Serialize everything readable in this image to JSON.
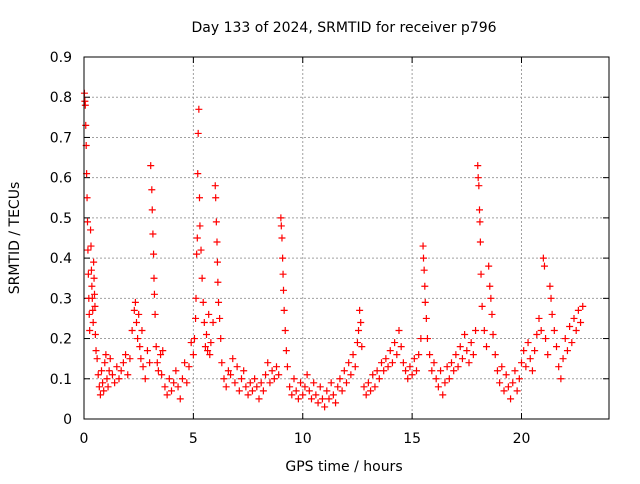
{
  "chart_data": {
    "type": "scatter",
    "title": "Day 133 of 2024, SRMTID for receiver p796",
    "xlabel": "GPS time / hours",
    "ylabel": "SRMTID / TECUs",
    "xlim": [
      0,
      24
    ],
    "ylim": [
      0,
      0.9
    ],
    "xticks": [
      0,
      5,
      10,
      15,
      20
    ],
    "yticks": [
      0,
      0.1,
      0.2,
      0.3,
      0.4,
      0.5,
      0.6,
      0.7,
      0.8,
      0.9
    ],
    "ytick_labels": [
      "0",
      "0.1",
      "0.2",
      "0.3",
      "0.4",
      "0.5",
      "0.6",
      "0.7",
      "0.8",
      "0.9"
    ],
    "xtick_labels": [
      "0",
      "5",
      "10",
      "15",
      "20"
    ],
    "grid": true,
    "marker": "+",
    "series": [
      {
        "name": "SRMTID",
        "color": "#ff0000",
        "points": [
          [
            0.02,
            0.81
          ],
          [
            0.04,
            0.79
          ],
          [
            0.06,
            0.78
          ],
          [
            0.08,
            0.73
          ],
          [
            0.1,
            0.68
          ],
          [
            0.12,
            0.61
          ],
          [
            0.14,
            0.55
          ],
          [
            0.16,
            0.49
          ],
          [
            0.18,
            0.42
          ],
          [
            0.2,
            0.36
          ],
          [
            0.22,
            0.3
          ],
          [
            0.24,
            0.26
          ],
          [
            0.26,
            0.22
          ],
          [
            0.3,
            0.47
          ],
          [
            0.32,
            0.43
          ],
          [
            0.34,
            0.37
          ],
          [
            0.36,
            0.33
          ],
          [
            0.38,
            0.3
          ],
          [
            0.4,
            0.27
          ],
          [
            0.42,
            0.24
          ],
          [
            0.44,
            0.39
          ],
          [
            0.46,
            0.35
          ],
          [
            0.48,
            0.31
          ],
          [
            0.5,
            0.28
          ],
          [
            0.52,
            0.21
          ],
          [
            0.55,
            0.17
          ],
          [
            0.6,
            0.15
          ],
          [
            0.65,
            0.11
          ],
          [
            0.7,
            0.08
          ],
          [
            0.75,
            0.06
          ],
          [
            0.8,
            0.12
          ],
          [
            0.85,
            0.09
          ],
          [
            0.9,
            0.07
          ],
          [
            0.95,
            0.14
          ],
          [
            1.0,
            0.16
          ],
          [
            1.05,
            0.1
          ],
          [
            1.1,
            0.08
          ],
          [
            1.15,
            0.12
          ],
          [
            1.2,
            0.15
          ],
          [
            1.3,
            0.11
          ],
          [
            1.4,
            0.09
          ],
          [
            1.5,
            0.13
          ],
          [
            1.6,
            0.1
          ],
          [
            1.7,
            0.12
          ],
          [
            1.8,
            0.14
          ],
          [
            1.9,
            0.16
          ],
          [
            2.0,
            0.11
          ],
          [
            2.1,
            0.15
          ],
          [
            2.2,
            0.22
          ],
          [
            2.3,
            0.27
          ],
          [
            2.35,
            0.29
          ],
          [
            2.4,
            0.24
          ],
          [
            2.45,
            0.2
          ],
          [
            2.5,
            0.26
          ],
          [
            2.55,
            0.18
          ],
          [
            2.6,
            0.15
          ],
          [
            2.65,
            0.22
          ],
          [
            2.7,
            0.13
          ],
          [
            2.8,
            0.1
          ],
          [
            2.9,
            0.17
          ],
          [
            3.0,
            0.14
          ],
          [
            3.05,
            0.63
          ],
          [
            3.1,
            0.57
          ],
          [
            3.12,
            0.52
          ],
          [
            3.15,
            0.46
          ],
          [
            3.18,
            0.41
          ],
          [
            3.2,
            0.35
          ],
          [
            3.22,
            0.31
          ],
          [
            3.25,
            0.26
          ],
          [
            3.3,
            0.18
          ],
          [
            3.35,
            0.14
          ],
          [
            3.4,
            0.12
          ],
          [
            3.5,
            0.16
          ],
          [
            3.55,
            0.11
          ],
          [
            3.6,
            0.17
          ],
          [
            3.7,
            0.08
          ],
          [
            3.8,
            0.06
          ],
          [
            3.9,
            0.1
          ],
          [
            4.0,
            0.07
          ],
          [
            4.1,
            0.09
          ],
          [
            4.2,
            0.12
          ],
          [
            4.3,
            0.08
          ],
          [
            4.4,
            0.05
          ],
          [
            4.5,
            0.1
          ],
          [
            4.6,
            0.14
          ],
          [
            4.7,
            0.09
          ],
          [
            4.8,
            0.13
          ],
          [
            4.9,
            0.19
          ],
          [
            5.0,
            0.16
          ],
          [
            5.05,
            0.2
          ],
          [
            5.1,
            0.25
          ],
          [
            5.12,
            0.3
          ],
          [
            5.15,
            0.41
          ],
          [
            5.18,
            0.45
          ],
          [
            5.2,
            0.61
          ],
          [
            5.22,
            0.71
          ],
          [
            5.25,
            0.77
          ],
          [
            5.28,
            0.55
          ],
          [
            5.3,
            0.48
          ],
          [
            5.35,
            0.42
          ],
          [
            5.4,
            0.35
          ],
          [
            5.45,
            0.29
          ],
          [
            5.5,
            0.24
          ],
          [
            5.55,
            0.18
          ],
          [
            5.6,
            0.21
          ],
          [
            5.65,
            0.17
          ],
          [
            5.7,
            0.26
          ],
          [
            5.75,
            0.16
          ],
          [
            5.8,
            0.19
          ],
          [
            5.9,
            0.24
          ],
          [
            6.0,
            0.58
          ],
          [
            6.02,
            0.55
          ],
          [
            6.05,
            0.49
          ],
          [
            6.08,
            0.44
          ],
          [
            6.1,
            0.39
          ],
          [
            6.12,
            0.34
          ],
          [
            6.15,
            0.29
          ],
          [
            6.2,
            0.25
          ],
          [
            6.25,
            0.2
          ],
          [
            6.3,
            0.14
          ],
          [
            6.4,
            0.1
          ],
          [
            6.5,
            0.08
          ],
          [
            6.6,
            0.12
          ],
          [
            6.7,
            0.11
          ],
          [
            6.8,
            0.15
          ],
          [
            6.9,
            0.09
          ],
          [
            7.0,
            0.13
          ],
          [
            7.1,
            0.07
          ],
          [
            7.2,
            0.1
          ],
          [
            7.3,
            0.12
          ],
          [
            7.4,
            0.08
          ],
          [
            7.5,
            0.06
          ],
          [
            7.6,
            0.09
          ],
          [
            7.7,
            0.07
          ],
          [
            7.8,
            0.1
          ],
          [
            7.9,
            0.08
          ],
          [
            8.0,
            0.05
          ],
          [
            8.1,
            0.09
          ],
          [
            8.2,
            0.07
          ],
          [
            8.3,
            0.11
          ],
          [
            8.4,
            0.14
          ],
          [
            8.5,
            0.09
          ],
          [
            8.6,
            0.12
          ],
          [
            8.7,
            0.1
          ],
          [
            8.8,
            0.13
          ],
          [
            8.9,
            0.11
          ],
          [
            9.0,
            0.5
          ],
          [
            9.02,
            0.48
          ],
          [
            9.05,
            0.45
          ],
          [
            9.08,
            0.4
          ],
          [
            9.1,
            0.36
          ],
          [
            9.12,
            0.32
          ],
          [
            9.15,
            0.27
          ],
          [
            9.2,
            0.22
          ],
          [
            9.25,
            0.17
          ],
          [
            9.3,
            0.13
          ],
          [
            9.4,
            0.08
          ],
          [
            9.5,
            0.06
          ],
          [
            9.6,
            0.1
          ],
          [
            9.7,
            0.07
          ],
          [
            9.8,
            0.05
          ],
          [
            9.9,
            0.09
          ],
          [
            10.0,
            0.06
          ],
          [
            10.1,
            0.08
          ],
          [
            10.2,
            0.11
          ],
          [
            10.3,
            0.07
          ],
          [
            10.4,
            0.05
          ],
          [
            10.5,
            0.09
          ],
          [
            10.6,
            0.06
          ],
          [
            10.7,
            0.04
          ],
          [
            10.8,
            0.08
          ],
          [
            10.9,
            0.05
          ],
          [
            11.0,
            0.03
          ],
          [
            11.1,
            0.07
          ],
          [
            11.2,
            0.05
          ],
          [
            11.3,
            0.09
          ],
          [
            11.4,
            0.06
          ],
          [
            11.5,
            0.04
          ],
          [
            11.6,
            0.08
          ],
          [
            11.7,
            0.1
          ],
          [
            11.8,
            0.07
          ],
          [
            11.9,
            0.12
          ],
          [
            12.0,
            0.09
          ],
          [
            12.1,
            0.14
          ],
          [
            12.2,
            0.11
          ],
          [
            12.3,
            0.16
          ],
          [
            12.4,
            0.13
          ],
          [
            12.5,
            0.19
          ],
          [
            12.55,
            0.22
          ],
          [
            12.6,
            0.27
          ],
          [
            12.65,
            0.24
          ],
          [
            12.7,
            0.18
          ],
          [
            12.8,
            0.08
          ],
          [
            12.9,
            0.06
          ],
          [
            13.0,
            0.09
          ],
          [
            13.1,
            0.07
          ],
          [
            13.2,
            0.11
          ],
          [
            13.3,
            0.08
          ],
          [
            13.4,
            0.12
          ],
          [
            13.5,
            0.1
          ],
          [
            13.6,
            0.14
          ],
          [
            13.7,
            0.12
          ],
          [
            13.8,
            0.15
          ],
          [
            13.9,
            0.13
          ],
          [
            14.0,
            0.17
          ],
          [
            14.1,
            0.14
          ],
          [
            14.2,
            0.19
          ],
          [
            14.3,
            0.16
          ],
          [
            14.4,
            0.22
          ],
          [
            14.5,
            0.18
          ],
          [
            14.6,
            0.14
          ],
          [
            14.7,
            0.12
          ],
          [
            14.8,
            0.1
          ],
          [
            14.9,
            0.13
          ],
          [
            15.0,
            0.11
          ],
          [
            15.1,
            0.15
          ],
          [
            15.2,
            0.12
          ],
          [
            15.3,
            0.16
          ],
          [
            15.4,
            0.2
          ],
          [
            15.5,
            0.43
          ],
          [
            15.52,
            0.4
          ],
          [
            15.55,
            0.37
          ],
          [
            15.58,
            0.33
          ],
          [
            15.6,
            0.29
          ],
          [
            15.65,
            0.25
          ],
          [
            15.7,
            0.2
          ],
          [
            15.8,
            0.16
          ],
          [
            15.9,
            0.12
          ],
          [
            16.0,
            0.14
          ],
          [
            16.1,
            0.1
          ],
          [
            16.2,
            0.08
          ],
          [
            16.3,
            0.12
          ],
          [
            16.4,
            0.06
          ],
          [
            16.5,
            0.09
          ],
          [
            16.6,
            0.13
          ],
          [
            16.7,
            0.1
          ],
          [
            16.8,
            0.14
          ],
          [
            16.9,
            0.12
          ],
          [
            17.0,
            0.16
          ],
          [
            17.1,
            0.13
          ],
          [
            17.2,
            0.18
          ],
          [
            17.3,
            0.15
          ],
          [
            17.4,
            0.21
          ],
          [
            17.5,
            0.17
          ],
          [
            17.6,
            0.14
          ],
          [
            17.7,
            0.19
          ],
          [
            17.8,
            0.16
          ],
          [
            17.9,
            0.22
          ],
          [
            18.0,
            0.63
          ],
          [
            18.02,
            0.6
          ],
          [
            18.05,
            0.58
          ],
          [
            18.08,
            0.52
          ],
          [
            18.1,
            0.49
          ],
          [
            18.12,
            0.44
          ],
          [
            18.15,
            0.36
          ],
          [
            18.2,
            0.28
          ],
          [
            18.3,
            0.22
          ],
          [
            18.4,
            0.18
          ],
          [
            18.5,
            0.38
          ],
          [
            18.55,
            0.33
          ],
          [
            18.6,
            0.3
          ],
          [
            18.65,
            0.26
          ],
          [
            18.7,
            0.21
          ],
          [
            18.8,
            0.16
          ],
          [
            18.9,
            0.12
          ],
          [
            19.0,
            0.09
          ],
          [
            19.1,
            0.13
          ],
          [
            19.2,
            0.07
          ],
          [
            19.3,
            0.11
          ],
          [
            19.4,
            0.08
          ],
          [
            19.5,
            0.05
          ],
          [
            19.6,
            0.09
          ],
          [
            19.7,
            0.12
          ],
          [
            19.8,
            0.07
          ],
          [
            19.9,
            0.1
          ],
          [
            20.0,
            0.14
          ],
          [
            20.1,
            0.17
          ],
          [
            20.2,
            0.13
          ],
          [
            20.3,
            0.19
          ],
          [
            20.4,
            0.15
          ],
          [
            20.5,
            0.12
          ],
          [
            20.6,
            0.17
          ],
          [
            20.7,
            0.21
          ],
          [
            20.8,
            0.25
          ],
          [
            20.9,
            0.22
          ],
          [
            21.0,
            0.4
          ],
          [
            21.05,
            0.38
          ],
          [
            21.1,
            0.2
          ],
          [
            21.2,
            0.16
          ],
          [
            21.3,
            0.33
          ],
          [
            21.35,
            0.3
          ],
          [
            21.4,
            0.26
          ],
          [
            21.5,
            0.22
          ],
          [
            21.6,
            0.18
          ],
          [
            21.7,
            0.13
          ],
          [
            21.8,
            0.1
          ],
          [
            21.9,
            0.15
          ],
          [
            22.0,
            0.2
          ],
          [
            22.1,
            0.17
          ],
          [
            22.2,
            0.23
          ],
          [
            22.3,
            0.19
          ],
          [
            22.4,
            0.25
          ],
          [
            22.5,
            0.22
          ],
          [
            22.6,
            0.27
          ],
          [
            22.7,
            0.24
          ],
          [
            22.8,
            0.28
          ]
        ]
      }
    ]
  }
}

========================================

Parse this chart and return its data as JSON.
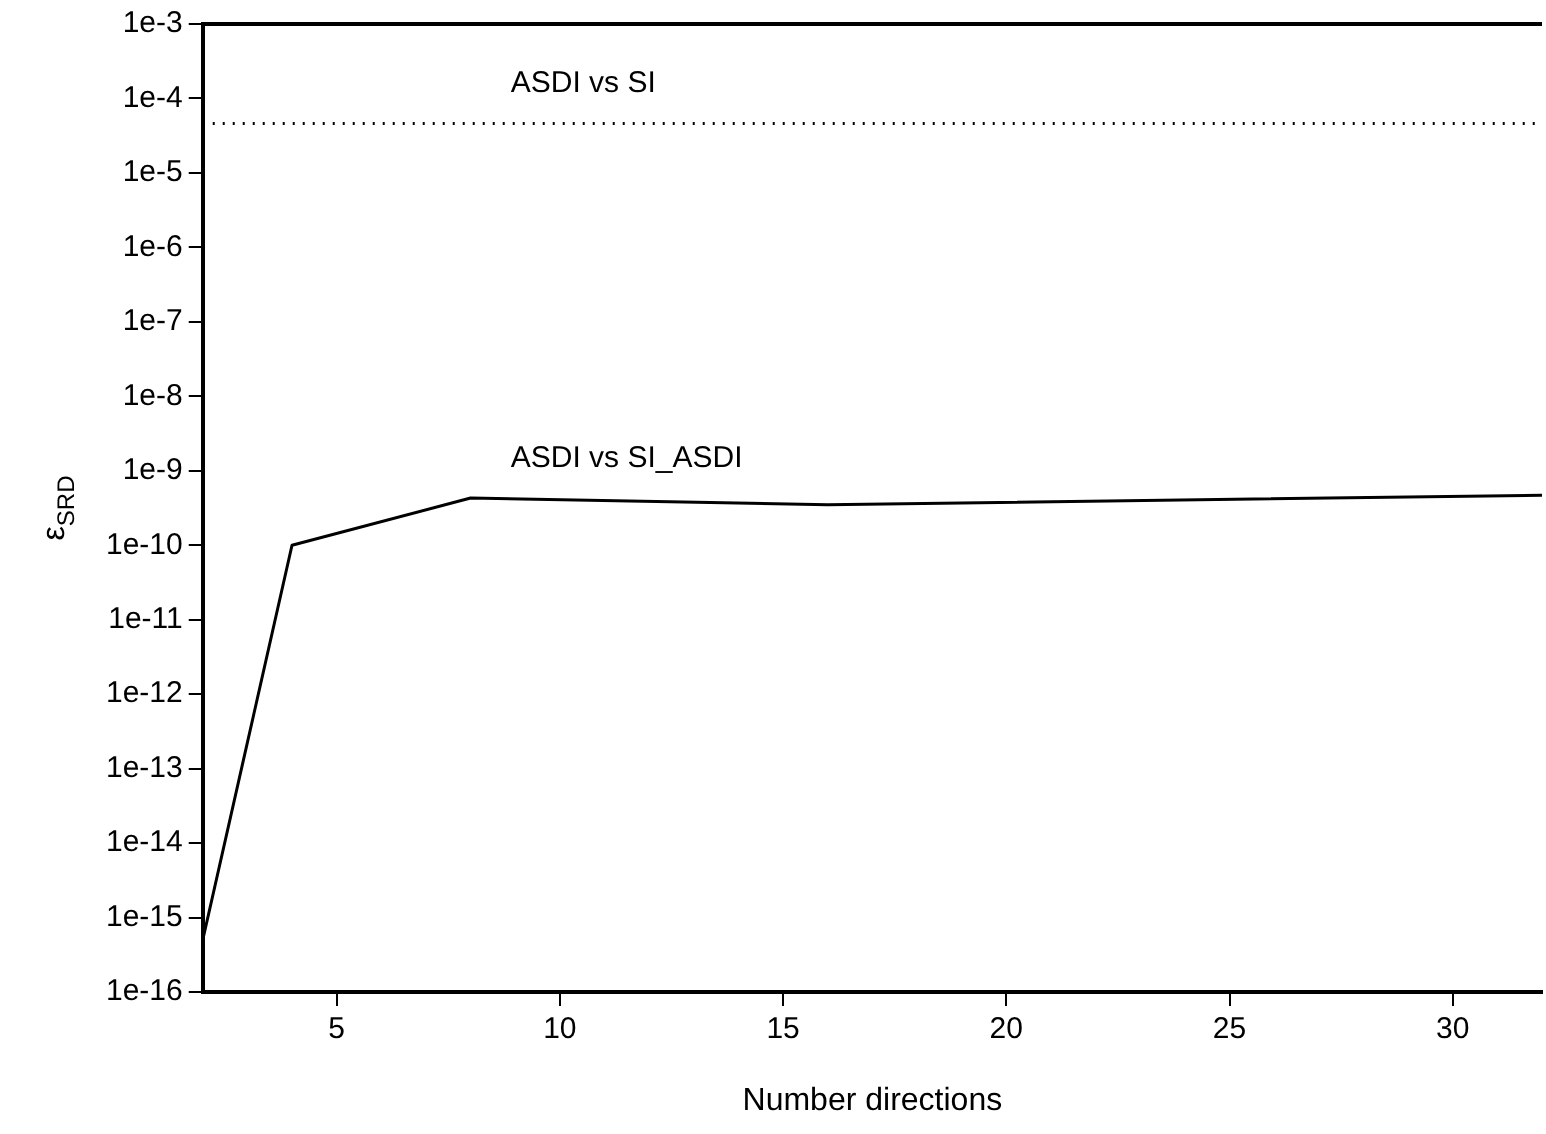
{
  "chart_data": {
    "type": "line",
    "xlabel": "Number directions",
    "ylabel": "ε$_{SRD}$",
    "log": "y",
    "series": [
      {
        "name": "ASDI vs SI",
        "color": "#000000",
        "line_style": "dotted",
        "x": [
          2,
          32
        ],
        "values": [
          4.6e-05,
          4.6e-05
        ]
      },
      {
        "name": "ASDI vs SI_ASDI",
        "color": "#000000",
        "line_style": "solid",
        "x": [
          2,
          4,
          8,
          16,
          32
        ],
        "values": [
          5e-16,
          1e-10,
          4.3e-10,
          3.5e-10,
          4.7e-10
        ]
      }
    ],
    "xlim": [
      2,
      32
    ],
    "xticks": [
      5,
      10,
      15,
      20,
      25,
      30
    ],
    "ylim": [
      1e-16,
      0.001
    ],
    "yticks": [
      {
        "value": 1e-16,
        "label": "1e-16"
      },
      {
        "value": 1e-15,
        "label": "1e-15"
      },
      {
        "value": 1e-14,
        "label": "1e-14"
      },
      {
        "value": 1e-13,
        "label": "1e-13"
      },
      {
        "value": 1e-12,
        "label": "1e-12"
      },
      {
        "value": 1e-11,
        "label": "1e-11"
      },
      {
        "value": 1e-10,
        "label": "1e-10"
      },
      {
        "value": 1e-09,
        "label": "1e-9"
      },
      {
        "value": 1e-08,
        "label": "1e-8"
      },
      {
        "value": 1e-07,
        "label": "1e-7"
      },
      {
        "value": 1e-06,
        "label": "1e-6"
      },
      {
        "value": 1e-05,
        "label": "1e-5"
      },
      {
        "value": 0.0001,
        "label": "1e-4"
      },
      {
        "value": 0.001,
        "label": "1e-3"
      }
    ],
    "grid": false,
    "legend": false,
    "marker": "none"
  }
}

========================================

Looking at the listing above, how many of its lines contain the string "JSON"? Give the number alone.

* REPLY:
2